▶ [Instruction]: Reproduce the data in its entirety, exactly as supplied.

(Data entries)
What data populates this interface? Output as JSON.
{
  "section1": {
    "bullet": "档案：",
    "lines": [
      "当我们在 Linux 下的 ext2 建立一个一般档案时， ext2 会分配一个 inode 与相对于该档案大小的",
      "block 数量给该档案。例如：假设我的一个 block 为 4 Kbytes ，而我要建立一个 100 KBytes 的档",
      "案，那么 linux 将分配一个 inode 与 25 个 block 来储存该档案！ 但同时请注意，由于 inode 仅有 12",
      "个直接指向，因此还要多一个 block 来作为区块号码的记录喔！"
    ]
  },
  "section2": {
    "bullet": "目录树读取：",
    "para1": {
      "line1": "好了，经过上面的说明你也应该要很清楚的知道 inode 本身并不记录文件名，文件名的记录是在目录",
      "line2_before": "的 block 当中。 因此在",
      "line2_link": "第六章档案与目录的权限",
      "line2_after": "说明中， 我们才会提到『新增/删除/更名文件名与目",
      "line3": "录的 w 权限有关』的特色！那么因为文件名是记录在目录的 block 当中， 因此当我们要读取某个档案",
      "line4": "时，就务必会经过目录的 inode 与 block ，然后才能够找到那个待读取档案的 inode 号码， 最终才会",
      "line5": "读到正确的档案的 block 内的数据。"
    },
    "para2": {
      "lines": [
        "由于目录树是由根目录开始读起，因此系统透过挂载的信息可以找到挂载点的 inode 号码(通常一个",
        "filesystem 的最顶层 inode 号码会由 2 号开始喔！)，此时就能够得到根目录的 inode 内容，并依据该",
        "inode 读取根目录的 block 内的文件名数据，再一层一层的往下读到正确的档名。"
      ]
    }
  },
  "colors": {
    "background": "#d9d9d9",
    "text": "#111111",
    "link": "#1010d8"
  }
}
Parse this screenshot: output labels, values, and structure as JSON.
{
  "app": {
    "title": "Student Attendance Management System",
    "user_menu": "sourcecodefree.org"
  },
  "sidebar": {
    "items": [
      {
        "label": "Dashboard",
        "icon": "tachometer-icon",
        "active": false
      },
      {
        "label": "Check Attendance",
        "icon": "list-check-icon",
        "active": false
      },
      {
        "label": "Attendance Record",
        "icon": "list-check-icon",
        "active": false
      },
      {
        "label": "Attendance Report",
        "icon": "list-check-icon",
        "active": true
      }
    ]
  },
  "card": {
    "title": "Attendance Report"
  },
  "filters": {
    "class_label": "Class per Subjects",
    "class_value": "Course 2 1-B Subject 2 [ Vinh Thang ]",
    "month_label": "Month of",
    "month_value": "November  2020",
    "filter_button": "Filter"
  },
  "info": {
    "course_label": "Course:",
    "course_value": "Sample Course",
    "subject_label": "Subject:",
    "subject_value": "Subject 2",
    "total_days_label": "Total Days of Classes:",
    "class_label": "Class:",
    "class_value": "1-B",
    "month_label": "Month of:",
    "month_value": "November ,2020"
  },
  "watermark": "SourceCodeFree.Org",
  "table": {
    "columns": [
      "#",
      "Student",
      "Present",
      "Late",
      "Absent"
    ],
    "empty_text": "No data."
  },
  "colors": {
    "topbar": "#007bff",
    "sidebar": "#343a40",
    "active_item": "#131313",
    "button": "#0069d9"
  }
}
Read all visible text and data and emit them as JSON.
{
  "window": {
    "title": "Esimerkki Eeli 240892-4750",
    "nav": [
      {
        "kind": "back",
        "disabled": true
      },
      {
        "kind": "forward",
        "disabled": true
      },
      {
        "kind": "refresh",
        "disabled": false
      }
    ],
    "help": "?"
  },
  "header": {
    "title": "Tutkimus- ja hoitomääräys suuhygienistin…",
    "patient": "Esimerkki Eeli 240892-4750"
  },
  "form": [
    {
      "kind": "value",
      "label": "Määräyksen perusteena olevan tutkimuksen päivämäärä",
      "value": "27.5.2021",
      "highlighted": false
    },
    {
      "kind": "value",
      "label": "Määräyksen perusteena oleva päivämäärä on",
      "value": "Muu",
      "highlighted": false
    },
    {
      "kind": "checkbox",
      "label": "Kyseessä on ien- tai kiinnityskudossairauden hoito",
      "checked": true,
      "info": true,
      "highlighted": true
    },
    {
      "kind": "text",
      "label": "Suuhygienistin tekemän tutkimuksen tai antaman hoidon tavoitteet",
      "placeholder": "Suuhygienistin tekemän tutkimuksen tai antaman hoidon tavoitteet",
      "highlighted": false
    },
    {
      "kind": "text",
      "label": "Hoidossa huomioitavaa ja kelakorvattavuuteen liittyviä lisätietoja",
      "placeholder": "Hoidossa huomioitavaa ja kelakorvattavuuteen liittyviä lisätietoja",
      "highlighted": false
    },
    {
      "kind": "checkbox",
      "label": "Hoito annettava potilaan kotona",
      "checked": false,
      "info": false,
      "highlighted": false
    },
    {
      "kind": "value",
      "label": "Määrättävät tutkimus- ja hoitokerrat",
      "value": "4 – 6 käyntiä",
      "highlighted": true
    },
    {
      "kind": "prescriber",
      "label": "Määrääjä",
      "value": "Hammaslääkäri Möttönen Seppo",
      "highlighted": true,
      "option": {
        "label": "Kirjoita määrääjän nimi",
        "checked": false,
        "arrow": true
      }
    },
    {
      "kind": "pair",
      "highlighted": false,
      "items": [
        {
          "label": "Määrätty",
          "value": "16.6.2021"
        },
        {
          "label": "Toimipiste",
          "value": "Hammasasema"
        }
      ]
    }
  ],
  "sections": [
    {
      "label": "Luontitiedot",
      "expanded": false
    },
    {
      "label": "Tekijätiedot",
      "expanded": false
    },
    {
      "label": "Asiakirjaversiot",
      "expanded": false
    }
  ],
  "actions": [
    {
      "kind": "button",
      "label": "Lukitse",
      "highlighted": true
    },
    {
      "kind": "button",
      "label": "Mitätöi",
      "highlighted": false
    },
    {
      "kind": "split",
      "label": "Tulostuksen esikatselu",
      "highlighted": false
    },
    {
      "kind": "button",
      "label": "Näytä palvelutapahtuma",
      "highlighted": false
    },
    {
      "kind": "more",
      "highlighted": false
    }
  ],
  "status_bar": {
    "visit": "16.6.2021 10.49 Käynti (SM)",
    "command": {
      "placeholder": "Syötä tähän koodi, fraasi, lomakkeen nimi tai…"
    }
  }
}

▶ [The completed task]:
What data populates this interface? Output as JSON.
{
  "section1": {
    "bullet": "档案：",
    "lines": [
      "当我们在 Linux 下的 ext2 建立一个一般档案时， ext2 会分配一个 inode 与相对于该档案大小的",
      "block 数量给该档案。例如：假设我的一个 block 为 4 Kbytes ，而我要建立一个 100 KBytes 的档",
      "案，那么 linux 将分配一个 inode 与 25 个 block 来储存该档案！ 但同时请注意，由于 inode 仅有 12",
      "个直接指向，因此还要多一个 block 来作为区块号码的记录喔！"
    ]
  },
  "section2": {
    "bullet": "目录树读取：",
    "para1": {
      "line1": "好了，经过上面的说明你也应该要很清楚的知道 inode 本身并不记录文件名，文件名的记录是在目录",
      "line2_before": "的 block 当中。 因此在",
      "line2_link": "第六章档案与目录的权限",
      "line2_after": "说明中， 我们才会提到『新增/删除/更名文件名与目",
      "line3": "录的 w 权限有关』的特色！那么因为文件名是记录在目录的 block 当中， 因此当我们要读取某个档案",
      "line4": "时，就务必会经过目录的 inode 与 block ，然后才能够找到那个待读取档案的 inode 号码， 最终才会",
      "line5": "读到正确的档案的 block 内的数据。"
    },
    "para2": {
      "lines": [
        "由于目录树是由根目录开始读起，因此系统透过挂载的信息可以找到挂载点的 inode 号码(通常一个",
        "filesystem 的最顶层 inode 号码会由 2 号开始喔！)，此时就能够得到根目录的 inode 内容，并依据该",
        "inode 读取根目录的 block 内的文件名数据，再一层一层的往下读到正确的档名。"
      ]
    }
  },
  "colors": {
    "background": "#d9d9d9",
    "text": "#111111",
    "link": "#1010d8"
  }
}
Parse this screenshot: output labels, values, and structure as JSON.
{
  "app": {
    "title": "Student Attendance Management System",
    "user_menu": "sourcecodefree.org"
  },
  "sidebar": {
    "items": [
      {
        "label": "Dashboard",
        "icon": "tachometer-icon",
        "active": false
      },
      {
        "label": "Check Attendance",
        "icon": "list-check-icon",
        "active": false
      },
      {
        "label": "Attendance Record",
        "icon": "list-check-icon",
        "active": false
      },
      {
        "label": "Attendance Report",
        "icon": "list-check-icon",
        "active": true
      }
    ]
  },
  "card": {
    "title": "Attendance Report"
  },
  "filters": {
    "class_label": "Class per Subjects",
    "class_value": "Course 2 1-B Subject 2 [ Vinh Thang ]",
    "month_label": "Month of",
    "month_value": "November  2020",
    "filter_button": "Filter"
  },
  "info": {
    "course_label": "Course:",
    "course_value": "Sample Course",
    "subject_label": "Subject:",
    "subject_value": "Subject 2",
    "total_days_label": "Total Days of Classes:",
    "class_label": "Class:",
    "class_value": "1-B",
    "month_label": "Month of:",
    "month_value": "November ,2020"
  },
  "watermark": "SourceCodeFree.Org",
  "table": {
    "columns": [
      "#",
      "Student",
      "Present",
      "Late",
      "Absent"
    ],
    "empty_text": "No data."
  },
  "colors": {
    "topbar": "#007bff",
    "sidebar": "#343a40",
    "active_item": "#131313",
    "button": "#0069d9"
  }
}
Read all visible text and data and emit them as JSON.
{
  "window": {
    "title": "Esimerkki Eeli 240892-4750",
    "nav": [
      {
        "kind": "back",
        "disabled": true
      },
      {
        "kind": "forward",
        "disabled": true
      },
      {
        "kind": "refresh",
        "disabled": false
      }
    ],
    "help": "?"
  },
  "header": {
    "title": "Tutkimus- ja hoitomääräys suuhygienistin…",
    "patient": "Esimerkki Eeli 240892-4750"
  },
  "form": [
    {
      "kind": "value",
      "label": "Määräyksen perusteena olevan tutkimuksen päivämäärä",
      "value": "27.5.2021",
      "highlighted": false
    },
    {
      "kind": "value",
      "label": "Määräyksen perusteena oleva päivämäärä on",
      "value": "Muu",
      "highlighted": false
    },
    {
      "kind": "checkbox",
      "label": "Kyseessä on ien- tai kiinnityskudossairauden hoito",
      "checked": true,
      "info": true,
      "highlighted": true
    },
    {
      "kind": "text",
      "label": "Suuhygienistin tekemän tutkimuksen tai antaman hoidon tavoitteet",
      "placeholder": "Suuhygienistin tekemän tutkimuksen tai antaman hoidon tavoitteet",
      "highlighted": false
    },
    {
      "kind": "text",
      "label": "Hoidossa huomioitavaa ja kelakorvattavuuteen liittyviä lisätietoja",
      "placeholder": "Hoidossa huomioitavaa ja kelakorvattavuuteen liittyviä lisätietoja",
      "highlighted": false
    },
    {
      "kind": "checkbox",
      "label": "Hoito annettava potilaan kotona",
      "checked": false,
      "info": false,
      "highlighted": false
    },
    {
      "kind": "value",
      "label": "Määrättävät tutkimus- ja hoitokerrat",
      "value": "4 – 6 käyntiä",
      "highlighted": true
    },
    {
      "kind": "prescriber",
      "label": "Määrääjä",
      "value": "Hammaslääkäri Möttönen Seppo",
      "highlighted": true,
      "option": {
        "label": "Kirjoita määrääjän nimi",
        "checked": false,
        "arrow": true
      }
    },
    {
      "kind": "pair",
      "highlighted": false,
      "items": [
        {
          "label": "Määrätty",
          "value": "16.6.2021"
        },
        {
          "label": "Toimipiste",
          "value": "Hammasasema"
        }
      ]
    }
  ],
  "sections": [
    {
      "label": "Luontitiedot",
      "expanded": false
    },
    {
      "label": "Tekijätiedot",
      "expanded": false
    },
    {
      "label": "Asiakirjaversiot",
      "expanded": false
    }
  ],
  "actions": [
    {
      "kind": "button",
      "label": "Lukitse",
      "highlighted": true
    },
    {
      "kind": "button",
      "label": "Mitätöi",
      "highlighted": false
    },
    {
      "kind": "split",
      "label": "Tulostuksen esikatselu",
      "highlighted": false
    },
    {
      "kind": "button",
      "label": "Näytä palvelutapahtuma",
      "highlighted": false
    },
    {
      "kind": "more",
      "highlighted": false
    }
  ],
  "status_bar": {
    "visit": "16.6.2021 10.49 Käynti (SM)",
    "command": {
      "placeholder": "Syötä tähän koodi, fraasi, lomakkeen nimi tai…"
    }
  }
}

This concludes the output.